* _EXERCISE PROMPT_: Report the count of lines below in which the string "data" occurs; include nothing else.
*****
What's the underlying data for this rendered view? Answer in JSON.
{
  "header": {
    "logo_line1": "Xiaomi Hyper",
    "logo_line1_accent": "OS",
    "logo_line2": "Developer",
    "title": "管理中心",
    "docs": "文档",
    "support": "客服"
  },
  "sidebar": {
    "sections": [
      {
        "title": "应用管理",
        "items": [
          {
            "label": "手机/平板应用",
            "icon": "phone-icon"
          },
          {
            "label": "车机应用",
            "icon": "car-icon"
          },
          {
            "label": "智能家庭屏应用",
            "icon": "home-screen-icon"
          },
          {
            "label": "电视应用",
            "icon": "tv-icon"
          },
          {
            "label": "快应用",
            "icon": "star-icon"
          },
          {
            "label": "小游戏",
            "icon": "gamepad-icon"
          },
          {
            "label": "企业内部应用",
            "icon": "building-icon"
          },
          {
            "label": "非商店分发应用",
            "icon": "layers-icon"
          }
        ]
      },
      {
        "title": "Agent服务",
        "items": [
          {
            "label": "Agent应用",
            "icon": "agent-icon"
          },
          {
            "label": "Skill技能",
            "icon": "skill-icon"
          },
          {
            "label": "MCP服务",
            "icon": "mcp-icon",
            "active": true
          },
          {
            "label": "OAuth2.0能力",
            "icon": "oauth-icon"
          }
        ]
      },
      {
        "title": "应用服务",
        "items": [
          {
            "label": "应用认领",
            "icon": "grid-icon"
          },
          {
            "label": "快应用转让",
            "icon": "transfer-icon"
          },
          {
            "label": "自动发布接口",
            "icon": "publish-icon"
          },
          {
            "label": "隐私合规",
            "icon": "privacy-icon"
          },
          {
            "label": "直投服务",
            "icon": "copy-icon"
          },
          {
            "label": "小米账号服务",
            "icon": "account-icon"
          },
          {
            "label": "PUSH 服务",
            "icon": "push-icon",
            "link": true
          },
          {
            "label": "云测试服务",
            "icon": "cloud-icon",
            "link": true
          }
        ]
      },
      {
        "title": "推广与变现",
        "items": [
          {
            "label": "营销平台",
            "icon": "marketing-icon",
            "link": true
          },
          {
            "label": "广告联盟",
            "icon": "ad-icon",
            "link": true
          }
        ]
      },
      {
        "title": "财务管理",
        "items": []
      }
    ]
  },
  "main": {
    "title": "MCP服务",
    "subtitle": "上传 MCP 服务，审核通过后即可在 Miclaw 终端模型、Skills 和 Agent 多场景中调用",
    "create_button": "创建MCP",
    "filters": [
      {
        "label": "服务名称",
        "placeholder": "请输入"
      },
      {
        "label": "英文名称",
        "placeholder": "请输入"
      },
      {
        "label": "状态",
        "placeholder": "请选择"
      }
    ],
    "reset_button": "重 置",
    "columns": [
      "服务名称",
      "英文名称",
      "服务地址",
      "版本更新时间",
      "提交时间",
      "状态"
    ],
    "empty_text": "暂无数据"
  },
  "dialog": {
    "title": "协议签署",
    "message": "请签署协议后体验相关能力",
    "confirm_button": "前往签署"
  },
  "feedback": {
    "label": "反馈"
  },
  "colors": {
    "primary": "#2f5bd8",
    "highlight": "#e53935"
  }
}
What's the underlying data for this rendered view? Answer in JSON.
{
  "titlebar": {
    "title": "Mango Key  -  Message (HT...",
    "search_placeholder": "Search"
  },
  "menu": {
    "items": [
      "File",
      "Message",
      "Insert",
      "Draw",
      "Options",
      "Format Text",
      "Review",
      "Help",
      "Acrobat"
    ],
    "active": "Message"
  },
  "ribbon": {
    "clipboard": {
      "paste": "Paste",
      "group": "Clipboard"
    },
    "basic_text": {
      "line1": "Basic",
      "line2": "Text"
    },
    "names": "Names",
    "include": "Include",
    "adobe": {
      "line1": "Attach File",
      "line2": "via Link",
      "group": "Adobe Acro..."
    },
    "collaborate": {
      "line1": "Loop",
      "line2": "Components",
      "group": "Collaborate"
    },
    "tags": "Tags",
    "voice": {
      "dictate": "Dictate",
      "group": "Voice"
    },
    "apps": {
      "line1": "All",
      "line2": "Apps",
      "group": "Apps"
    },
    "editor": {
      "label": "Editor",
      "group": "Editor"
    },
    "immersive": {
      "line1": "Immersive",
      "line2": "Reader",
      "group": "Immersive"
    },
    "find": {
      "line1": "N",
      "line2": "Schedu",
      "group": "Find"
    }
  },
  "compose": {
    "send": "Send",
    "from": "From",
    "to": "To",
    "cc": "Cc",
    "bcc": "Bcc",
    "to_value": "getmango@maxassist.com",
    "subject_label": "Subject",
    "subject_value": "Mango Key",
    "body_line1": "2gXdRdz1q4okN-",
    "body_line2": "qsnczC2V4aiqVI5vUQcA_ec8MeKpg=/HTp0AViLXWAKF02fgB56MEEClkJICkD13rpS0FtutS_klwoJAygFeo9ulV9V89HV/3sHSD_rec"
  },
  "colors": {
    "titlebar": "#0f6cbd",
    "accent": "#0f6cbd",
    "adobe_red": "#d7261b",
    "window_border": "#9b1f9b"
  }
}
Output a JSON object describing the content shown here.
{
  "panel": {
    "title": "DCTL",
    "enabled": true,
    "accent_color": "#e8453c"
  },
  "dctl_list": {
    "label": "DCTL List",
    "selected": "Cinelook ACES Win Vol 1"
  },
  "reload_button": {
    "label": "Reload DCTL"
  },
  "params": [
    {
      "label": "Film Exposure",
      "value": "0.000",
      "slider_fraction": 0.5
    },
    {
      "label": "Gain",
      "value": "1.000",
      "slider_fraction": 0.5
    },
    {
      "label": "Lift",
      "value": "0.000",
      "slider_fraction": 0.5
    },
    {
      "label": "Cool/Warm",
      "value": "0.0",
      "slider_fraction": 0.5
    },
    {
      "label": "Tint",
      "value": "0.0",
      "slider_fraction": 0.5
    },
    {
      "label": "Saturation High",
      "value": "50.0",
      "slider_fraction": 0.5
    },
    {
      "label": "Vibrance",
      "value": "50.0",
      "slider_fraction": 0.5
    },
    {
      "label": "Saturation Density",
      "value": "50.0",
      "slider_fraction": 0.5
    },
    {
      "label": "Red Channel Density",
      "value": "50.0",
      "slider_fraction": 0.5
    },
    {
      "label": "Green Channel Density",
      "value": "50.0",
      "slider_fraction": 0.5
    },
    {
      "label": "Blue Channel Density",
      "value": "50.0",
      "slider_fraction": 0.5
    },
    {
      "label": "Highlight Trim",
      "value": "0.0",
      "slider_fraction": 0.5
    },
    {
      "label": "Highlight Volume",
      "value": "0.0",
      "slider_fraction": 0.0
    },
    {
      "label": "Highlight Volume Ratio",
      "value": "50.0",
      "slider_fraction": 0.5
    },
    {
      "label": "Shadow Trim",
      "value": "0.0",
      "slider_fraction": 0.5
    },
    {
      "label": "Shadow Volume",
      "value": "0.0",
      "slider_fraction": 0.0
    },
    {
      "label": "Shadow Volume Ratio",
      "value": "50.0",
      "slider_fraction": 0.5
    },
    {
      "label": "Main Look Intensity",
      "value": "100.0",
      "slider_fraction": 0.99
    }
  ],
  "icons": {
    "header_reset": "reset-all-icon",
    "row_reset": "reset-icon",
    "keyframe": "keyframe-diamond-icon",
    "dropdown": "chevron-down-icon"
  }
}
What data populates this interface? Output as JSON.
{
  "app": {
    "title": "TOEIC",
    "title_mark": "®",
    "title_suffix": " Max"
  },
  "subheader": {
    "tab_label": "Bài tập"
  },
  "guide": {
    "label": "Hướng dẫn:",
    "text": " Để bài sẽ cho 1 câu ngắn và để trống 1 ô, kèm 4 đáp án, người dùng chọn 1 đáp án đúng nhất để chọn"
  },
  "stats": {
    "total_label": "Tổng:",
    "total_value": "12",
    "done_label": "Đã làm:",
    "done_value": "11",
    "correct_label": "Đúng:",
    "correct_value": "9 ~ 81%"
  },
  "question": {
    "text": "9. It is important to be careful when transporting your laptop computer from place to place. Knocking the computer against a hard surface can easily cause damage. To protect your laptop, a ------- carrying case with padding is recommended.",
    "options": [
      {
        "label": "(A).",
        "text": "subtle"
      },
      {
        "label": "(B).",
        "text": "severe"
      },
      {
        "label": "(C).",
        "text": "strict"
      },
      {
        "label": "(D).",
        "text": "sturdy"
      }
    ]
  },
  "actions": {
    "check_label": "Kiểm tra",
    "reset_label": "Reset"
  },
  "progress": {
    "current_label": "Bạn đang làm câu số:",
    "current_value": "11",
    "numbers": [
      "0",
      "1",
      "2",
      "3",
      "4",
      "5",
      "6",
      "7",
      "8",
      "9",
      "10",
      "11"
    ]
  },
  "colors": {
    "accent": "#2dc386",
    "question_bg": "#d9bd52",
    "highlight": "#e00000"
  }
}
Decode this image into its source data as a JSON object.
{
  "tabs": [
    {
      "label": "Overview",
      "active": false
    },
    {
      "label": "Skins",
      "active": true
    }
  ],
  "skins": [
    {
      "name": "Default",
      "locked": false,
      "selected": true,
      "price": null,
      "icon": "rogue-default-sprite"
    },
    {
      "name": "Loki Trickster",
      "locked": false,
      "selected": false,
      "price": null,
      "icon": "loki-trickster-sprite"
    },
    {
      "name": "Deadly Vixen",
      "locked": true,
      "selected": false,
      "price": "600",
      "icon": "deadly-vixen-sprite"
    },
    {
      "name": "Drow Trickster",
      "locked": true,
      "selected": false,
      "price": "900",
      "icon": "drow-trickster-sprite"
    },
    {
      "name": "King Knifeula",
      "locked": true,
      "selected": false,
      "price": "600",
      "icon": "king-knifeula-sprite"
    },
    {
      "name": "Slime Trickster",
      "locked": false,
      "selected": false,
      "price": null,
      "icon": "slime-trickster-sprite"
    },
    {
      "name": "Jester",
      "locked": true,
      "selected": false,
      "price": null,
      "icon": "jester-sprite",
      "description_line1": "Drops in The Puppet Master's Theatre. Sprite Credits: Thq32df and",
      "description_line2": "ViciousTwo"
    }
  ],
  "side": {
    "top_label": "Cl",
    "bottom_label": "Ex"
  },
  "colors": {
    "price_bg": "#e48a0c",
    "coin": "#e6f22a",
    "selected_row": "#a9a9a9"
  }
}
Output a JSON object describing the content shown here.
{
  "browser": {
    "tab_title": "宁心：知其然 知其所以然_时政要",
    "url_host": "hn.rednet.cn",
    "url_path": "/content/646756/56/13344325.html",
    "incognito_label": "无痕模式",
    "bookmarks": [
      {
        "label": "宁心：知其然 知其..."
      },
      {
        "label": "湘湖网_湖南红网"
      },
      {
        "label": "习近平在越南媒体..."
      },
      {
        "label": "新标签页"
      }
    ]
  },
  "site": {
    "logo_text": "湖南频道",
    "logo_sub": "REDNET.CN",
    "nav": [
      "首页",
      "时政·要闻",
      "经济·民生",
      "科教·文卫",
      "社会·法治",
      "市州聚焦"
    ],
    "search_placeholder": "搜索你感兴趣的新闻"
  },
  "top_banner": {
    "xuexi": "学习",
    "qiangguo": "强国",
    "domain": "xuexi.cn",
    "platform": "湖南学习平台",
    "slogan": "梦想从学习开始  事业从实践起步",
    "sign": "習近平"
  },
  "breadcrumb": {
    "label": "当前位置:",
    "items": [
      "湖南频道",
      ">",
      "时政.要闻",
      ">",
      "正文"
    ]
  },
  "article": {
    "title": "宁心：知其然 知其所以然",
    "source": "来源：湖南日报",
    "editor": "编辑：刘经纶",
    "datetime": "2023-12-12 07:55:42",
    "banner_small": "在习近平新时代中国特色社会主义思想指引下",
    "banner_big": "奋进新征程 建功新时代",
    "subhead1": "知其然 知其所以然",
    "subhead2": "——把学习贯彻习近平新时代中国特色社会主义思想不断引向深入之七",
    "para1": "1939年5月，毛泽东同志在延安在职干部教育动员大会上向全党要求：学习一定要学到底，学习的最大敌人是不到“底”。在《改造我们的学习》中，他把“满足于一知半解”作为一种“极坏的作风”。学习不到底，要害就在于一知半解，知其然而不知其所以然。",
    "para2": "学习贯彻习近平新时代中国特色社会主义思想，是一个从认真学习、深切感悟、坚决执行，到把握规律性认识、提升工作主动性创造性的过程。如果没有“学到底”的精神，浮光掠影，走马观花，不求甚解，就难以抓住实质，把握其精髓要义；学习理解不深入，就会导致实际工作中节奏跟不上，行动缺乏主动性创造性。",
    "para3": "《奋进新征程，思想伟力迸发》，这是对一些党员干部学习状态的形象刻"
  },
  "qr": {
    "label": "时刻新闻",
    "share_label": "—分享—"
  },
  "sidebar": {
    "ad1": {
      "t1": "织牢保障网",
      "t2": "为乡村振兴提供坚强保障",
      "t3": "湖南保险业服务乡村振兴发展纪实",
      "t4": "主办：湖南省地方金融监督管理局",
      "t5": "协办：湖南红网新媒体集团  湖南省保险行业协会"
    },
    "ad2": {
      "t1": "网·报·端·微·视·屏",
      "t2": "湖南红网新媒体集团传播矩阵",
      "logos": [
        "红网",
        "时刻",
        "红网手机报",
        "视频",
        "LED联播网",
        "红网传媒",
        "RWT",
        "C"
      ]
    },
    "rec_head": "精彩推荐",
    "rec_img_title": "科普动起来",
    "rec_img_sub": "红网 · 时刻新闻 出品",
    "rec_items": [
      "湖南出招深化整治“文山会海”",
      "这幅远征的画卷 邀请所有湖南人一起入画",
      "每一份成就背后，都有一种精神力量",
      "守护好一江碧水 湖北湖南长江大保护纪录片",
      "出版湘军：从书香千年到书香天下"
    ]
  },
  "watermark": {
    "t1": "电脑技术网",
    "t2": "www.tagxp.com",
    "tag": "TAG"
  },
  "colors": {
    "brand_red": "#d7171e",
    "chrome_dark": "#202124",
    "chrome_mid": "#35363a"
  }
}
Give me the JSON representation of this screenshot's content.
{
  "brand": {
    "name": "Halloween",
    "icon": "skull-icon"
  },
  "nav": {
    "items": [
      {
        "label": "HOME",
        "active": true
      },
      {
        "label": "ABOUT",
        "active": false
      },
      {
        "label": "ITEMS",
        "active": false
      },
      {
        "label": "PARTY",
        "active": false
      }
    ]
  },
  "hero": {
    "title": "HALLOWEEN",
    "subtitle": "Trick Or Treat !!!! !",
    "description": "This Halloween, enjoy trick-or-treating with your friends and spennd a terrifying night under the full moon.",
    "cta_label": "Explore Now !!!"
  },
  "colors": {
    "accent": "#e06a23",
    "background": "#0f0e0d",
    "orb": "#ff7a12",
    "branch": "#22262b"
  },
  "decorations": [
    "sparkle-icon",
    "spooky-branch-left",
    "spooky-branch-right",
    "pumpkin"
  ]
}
*****
* _SOLUTION TO THE PROBLEM_: 4